RECORDS SHOWN:
+===+

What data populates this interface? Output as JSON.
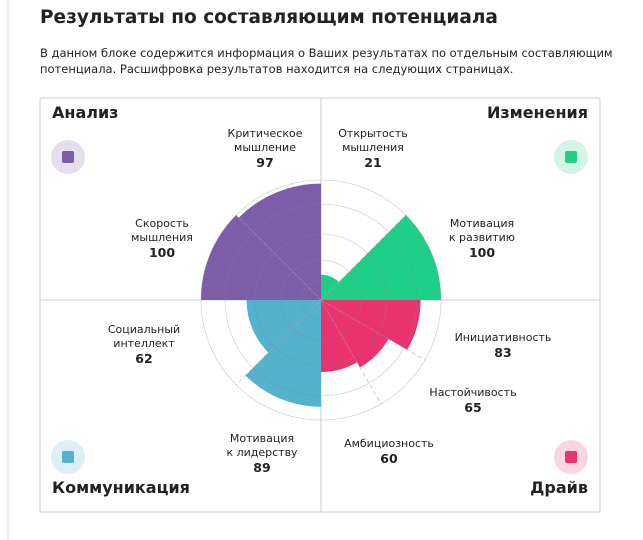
{
  "header": {
    "title": "Результаты по составляющим потенциала",
    "description": [
      "В данном блоке содержится информация о Ваших результатах по отдельным составляющим",
      "потенциала. Расшифровка результатов находится на следующих страницах."
    ]
  },
  "chart_data": {
    "type": "polar-area",
    "rlim": [
      0,
      100
    ],
    "groups": [
      {
        "name": "Изменения",
        "color": "#1fcf87",
        "items": [
          {
            "label": [
              "Открытость",
              "мышления"
            ],
            "value": 21
          },
          {
            "label": [
              "Мотивация",
              "к развитию"
            ],
            "value": 100
          }
        ]
      },
      {
        "name": "Драйв",
        "color": "#e8336f",
        "items": [
          {
            "label": [
              "Инициативность"
            ],
            "value": 83
          },
          {
            "label": [
              "Настойчивость"
            ],
            "value": 65
          },
          {
            "label": [
              "Амбициозность"
            ],
            "value": 60
          }
        ]
      },
      {
        "name": "Коммуникация",
        "color": "#54b2cc",
        "items": [
          {
            "label": [
              "Мотивация",
              "к лидерству"
            ],
            "value": 89
          },
          {
            "label": [
              "Социальный",
              "интеллект"
            ],
            "value": 62
          }
        ]
      },
      {
        "name": "Анализ",
        "color": "#7b5ea7",
        "items": [
          {
            "label": [
              "Скорость",
              "мышления"
            ],
            "value": 100
          },
          {
            "label": [
              "Критическое",
              "мышление"
            ],
            "value": 97
          }
        ]
      }
    ]
  }
}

+===+

EXERCISE: Using the data above, print every line exactly, omitting pictures.

ANSWER TO THE EXERCISE:
What data populates this interface? Output as JSON.
{
  "header": {
    "title": "Результаты по составляющим потенциала",
    "description": [
      "В данном блоке содержится информация о Ваших результатах по отдельным составляющим",
      "потенциала. Расшифровка результатов находится на следующих страницах."
    ]
  },
  "chart_data": {
    "type": "polar-area",
    "rlim": [
      0,
      100
    ],
    "groups": [
      {
        "name": "Изменения",
        "color": "#1fcf87",
        "items": [
          {
            "label": [
              "Открытость",
              "мышления"
            ],
            "value": 21
          },
          {
            "label": [
              "Мотивация",
              "к развитию"
            ],
            "value": 100
          }
        ]
      },
      {
        "name": "Драйв",
        "color": "#e8336f",
        "items": [
          {
            "label": [
              "Инициативность"
            ],
            "value": 83
          },
          {
            "label": [
              "Настойчивость"
            ],
            "value": 65
          },
          {
            "label": [
              "Амбициозность"
            ],
            "value": 60
          }
        ]
      },
      {
        "name": "Коммуникация",
        "color": "#54b2cc",
        "items": [
          {
            "label": [
              "Мотивация",
              "к лидерству"
            ],
            "value": 89
          },
          {
            "label": [
              "Социальный",
              "интеллект"
            ],
            "value": 62
          }
        ]
      },
      {
        "name": "Анализ",
        "color": "#7b5ea7",
        "items": [
          {
            "label": [
              "Скорость",
              "мышления"
            ],
            "value": 100
          },
          {
            "label": [
              "Критическое",
              "мышление"
            ],
            "value": 97
          }
        ]
      }
    ]
  }
}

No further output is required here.